- Born: March 21, 1974 (age 51) San Francisco, California, United States
- Occupation: IT entrepreneur
- Known for: Co-founder the first social network, theGlobe.com in 1994

= Stephan Paternot =

IT entrepreneur

Stephan Paternot is an American IT entrepreneur, known as a co-founder of theGlobe.com, the internet's first social network, during the late nineties dot-com bubble. He went on to become the CEO of Slated, an online crowdsourcing marketplace for film financing, sales, packaging and development.

== Early life and education ==
Paternot was born in San Francisco, raised in Switzerland, then returned to the U.S. for higher education. In 1994, while a junior at Cornell University, he co-founded the first Internet social network site, theglobe.com.

== Career ==
The Globe's IPO made history when it posted the largest first day gain at that time of any IPO with a 606% increase in price.

Early in his tenure, Paternot became known in popular media as "the CEO in the plastic pants" after he was filmed in a nightclub saying "Got the girl. Got the money. Now I'm ready to live a disgusting, frivolous life." theGlobe.com's stock price collapsed in 1999 as a result of the dot-com bubble and in 2001 Paternot published A Very Public Offering: A Rebel's Story of Business Success, Excess, and Reckoning which covered his biography and the history of theGlobe.com

In 2011, Paternot co-founded Slated, a crowdfunding and development website for film projects. In 2022, Bleecker Street, the indie studio behind The Assistant and Mass, entered a strategic multi-picture, multi-year output deal with Slated.

● Entries supplied:
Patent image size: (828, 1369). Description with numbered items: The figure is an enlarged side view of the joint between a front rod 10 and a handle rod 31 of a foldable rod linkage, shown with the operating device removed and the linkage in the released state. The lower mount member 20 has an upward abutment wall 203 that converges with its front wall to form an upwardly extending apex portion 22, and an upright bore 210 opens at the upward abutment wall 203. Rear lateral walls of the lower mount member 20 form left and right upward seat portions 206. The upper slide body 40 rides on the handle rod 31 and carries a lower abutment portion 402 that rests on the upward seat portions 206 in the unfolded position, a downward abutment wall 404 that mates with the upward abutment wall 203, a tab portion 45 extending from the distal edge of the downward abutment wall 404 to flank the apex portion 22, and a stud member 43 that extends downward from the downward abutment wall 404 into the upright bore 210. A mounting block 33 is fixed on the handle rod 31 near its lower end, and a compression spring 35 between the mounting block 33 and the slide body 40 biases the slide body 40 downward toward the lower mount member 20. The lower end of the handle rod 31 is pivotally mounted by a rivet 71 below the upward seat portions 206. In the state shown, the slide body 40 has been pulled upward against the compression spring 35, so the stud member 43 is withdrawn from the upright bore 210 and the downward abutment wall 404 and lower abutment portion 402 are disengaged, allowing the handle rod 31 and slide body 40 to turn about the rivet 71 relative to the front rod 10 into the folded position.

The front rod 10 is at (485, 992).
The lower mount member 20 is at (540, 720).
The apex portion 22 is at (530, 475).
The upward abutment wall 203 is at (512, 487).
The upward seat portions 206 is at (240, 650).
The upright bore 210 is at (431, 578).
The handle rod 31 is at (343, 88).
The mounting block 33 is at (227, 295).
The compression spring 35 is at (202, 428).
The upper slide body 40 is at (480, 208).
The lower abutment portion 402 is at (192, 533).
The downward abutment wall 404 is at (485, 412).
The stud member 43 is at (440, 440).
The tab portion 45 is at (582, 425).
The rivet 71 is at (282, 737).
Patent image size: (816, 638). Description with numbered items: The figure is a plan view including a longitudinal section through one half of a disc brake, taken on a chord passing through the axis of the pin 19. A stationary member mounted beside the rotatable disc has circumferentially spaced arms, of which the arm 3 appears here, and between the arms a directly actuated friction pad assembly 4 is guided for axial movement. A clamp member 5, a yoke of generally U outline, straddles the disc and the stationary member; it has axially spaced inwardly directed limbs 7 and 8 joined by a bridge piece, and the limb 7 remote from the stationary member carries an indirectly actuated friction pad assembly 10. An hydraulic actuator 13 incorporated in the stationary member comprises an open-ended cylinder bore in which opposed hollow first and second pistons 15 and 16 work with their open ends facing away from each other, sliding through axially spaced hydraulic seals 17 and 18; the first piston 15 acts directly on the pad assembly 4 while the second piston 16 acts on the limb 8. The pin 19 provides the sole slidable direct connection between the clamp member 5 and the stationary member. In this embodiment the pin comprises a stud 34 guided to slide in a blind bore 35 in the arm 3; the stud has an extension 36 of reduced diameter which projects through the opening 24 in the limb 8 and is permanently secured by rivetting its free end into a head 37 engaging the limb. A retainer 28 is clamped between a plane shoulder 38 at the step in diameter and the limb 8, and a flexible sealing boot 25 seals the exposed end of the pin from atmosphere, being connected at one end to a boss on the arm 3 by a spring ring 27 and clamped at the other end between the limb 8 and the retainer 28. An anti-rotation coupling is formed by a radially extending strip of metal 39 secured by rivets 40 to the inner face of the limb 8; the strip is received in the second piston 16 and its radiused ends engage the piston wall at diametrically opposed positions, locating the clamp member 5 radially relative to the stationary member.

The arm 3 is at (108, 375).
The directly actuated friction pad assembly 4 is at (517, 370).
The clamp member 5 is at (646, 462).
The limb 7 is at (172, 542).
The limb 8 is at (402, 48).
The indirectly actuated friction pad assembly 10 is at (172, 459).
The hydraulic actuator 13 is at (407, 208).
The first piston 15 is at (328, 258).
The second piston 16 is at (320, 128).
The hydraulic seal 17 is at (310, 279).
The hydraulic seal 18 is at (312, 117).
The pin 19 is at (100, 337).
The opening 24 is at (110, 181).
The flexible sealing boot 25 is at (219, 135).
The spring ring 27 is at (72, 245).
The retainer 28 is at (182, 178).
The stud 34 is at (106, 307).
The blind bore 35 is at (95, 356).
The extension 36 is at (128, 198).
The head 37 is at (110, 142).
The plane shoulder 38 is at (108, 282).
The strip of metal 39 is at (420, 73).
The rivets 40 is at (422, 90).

● Exercise requirements:
1. Summarize the profile of Stephan Paternot in two sentences.
2. According to the profile of Stephan Paternot, what increase in price did theGlobe.com's IPO post on its first day?
The material after the profile of Stephan Paternot is separate from it.

● Outputs in order:
1. Stephan Paternot, an American IT entrepreneur born in San Francisco and raised in Switzerland, co-founded theGlobe.com, the first Internet social network, in 1994 while a junior at Cornell University. The company's IPO posted a record 606% first-day gain before its stock collapsed in 1999, and in 2011 he co-founded Slated, a crowdfunding and development website for film projects.

2. A 606% increase.